━━━ DATASET EXTRACT

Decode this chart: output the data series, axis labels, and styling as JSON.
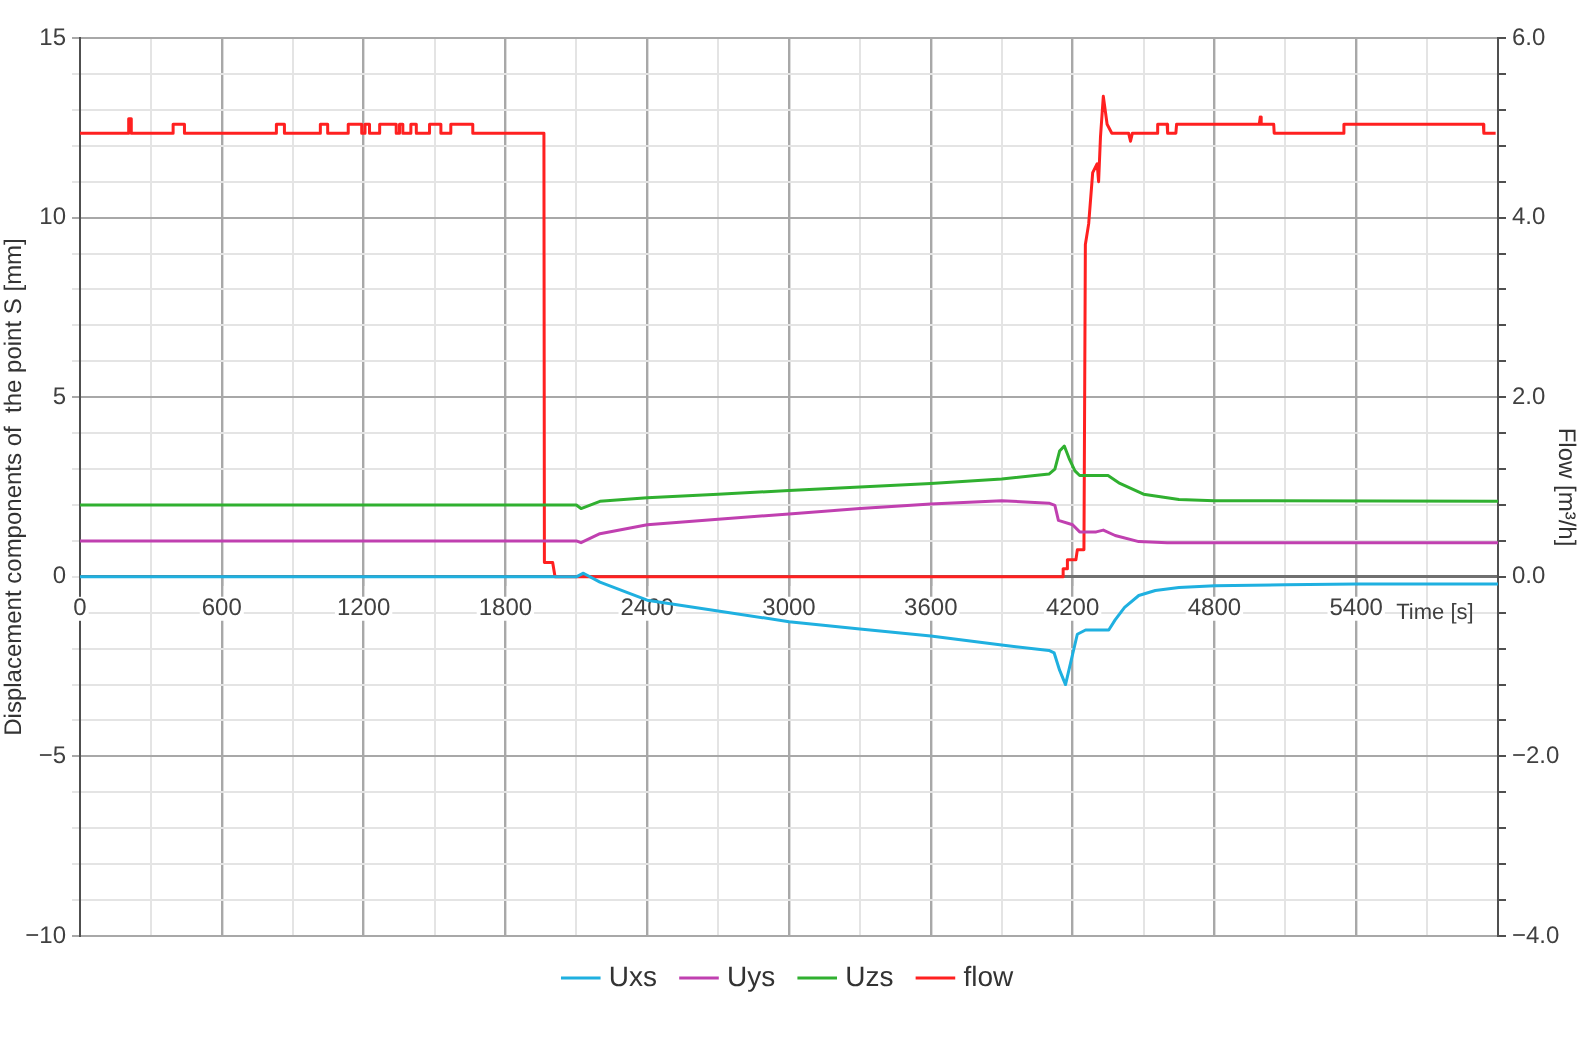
{
  "chart_data": {
    "type": "line",
    "xlabel": "Time [s]",
    "ylabel": "Displacement components of  the point S [mm]",
    "y2label": "Flow [m³/h]",
    "xlim": [
      0,
      6000
    ],
    "xticks": [
      0,
      {
        "value": 300,
        "label": null
      },
      600,
      {
        "value": 900,
        "label": null
      },
      1200,
      {
        "value": 1500,
        "label": null
      },
      1800,
      {
        "value": 2100,
        "label": null
      },
      2400,
      {
        "value": 2700,
        "label": null
      },
      3000,
      {
        "value": 3300,
        "label": null
      },
      3600,
      {
        "value": 3900,
        "label": null
      },
      4200,
      {
        "value": 4500,
        "label": null
      },
      4800,
      {
        "value": 5100,
        "label": null
      },
      5400,
      {
        "value": 5700,
        "label": null
      },
      {
        "value": 6000,
        "label": null
      }
    ],
    "ylim": [
      -10,
      15
    ],
    "yticks": [
      {
        "value": -10,
        "label": "−10"
      },
      {
        "value": -9,
        "label": null
      },
      {
        "value": -8,
        "label": null
      },
      {
        "value": -7,
        "label": null
      },
      {
        "value": -6,
        "label": null
      },
      {
        "value": -5,
        "label": "−5"
      },
      {
        "value": -4,
        "label": null
      },
      {
        "value": -3,
        "label": null
      },
      {
        "value": -2,
        "label": null
      },
      {
        "value": -1,
        "label": null
      },
      0,
      {
        "value": 1,
        "label": null
      },
      {
        "value": 2,
        "label": null
      },
      {
        "value": 3,
        "label": null
      },
      {
        "value": 4,
        "label": null
      },
      5,
      {
        "value": 6,
        "label": null
      },
      {
        "value": 7,
        "label": null
      },
      {
        "value": 8,
        "label": null
      },
      {
        "value": 9,
        "label": null
      },
      10,
      {
        "value": 11,
        "label": null
      },
      {
        "value": 12,
        "label": null
      },
      {
        "value": 13,
        "label": null
      },
      {
        "value": 14,
        "label": null
      },
      15
    ],
    "y2lim": [
      -4,
      6
    ],
    "y2ticks": [
      {
        "value": -4,
        "label": "−4.0"
      },
      {
        "value": -3.6,
        "label": null
      },
      {
        "value": -3.2,
        "label": null
      },
      {
        "value": -2.8,
        "label": null
      },
      {
        "value": -2.4,
        "label": null
      },
      {
        "value": -2,
        "label": "−2.0"
      },
      {
        "value": -1.6,
        "label": null
      },
      {
        "value": -1.2,
        "label": null
      },
      {
        "value": -0.8,
        "label": null
      },
      {
        "value": -0.4,
        "label": null
      },
      {
        "value": 0,
        "label": "0.0"
      },
      {
        "value": 0.4,
        "label": null
      },
      {
        "value": 0.8,
        "label": null
      },
      {
        "value": 1.2,
        "label": null
      },
      {
        "value": 1.6,
        "label": null
      },
      {
        "value": 2,
        "label": "2.0"
      },
      {
        "value": 2.4,
        "label": null
      },
      {
        "value": 2.8,
        "label": null
      },
      {
        "value": 3.2,
        "label": null
      },
      {
        "value": 3.6,
        "label": null
      },
      {
        "value": 4,
        "label": "4.0"
      },
      {
        "value": 4.4,
        "label": null
      },
      {
        "value": 4.8,
        "label": null
      },
      {
        "value": 5.2,
        "label": null
      },
      {
        "value": 5.6,
        "label": null
      },
      {
        "value": 6,
        "label": "6.0"
      }
    ],
    "grid": true,
    "legend": "bottom",
    "marker": "none",
    "line_style": "solid",
    "series": [
      {
        "name": "Uxs",
        "color": "#1fb0e0",
        "x": [
          0,
          600,
          1200,
          1800,
          2100,
          2130,
          2200,
          2400,
          2700,
          3000,
          3300,
          3600,
          3900,
          4100,
          4122,
          4145,
          4170,
          4195,
          4220,
          4255,
          4353,
          4380,
          4420,
          4480,
          4550,
          4650,
          4801,
          5100,
          5400,
          6000
        ],
        "values": [
          0,
          0,
          0,
          0,
          0,
          0.1,
          -0.15,
          -0.65,
          -0.95,
          -1.25,
          -1.45,
          -1.65,
          -1.9,
          -2.05,
          -2.12,
          -2.6,
          -3.0,
          -2.3,
          -1.6,
          -1.48,
          -1.48,
          -1.2,
          -0.85,
          -0.52,
          -0.38,
          -0.3,
          -0.25,
          -0.22,
          -0.2,
          -0.2
        ]
      },
      {
        "name": "Uys",
        "color": "#c040b0",
        "x": [
          0,
          1800,
          2100,
          2120,
          2200,
          2400,
          2700,
          3000,
          3300,
          3600,
          3900,
          4100,
          4125,
          4140,
          4200,
          4230,
          4300,
          4330,
          4380,
          4480,
          4600,
          6000
        ],
        "values": [
          1.0,
          1.0,
          1.0,
          0.95,
          1.2,
          1.45,
          1.6,
          1.75,
          1.9,
          2.03,
          2.12,
          2.05,
          1.99,
          1.57,
          1.45,
          1.25,
          1.25,
          1.3,
          1.15,
          0.98,
          0.95,
          0.95
        ]
      },
      {
        "name": "Uzs",
        "color": "#30b030",
        "x": [
          0,
          1800,
          2100,
          2120,
          2200,
          2400,
          2700,
          3000,
          3300,
          3600,
          3900,
          4100,
          4125,
          4145,
          4165,
          4185,
          4210,
          4230,
          4350,
          4400,
          4500,
          4650,
          4800,
          6000
        ],
        "values": [
          2.0,
          2.0,
          2.0,
          1.9,
          2.1,
          2.2,
          2.3,
          2.4,
          2.5,
          2.6,
          2.72,
          2.86,
          3.0,
          3.5,
          3.64,
          3.3,
          2.95,
          2.82,
          2.82,
          2.6,
          2.3,
          2.15,
          2.12,
          2.1
        ]
      },
      {
        "name": "flow",
        "color": "#ff2020",
        "axis": "y2",
        "x": [
          0,
          206,
          206,
          217,
          217,
          394,
          394,
          442,
          442,
          831,
          831,
          865,
          865,
          1017,
          1017,
          1048,
          1048,
          1135,
          1135,
          1192,
          1192,
          1206,
          1206,
          1225,
          1225,
          1268,
          1268,
          1338,
          1338,
          1352,
          1352,
          1366,
          1366,
          1400,
          1400,
          1423,
          1423,
          1479,
          1479,
          1527,
          1527,
          1569,
          1569,
          1662,
          1662,
          1963,
          1965,
          2000,
          2010,
          4158,
          4160,
          4175,
          4178,
          4214,
          4220,
          4248,
          4254,
          4268,
          4285,
          4304,
          4310,
          4318,
          4330,
          4346,
          4366,
          4437,
          4445,
          4453,
          4558,
          4560,
          4600,
          4602,
          4637,
          4640,
          4990,
          4994,
          4998,
          5051,
          5053,
          5346,
          5348,
          5938,
          5940,
          5990
        ],
        "values": [
          4.94,
          4.94,
          5.1,
          5.1,
          4.94,
          4.94,
          5.04,
          5.04,
          4.94,
          4.94,
          5.04,
          5.04,
          4.94,
          4.94,
          5.04,
          5.04,
          4.94,
          4.94,
          5.04,
          5.04,
          4.94,
          4.94,
          5.04,
          5.04,
          4.94,
          4.94,
          5.04,
          5.04,
          4.94,
          4.94,
          5.04,
          5.04,
          4.94,
          4.94,
          5.04,
          5.04,
          4.94,
          4.94,
          5.04,
          5.04,
          4.94,
          4.94,
          5.04,
          5.04,
          4.94,
          4.94,
          0.16,
          0.16,
          0,
          0,
          0.09,
          0.09,
          0.19,
          0.19,
          0.3,
          0.3,
          3.7,
          3.93,
          4.5,
          4.6,
          4.4,
          4.9,
          5.35,
          5.04,
          4.94,
          4.94,
          4.85,
          4.94,
          4.94,
          5.04,
          5.04,
          4.94,
          4.94,
          5.04,
          5.04,
          5.12,
          5.04,
          5.04,
          4.94,
          4.94,
          5.04,
          5.04,
          4.94,
          4.94
        ]
      }
    ]
  }
}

━━━━━━

WHAT IS BEING ASKED:
In the entries above, identify each line that includes the string "series", then copy it.

EXERCISE RESULT:
Decode this chart: output the data series, axis labels, and styling as JSON.
    "series": [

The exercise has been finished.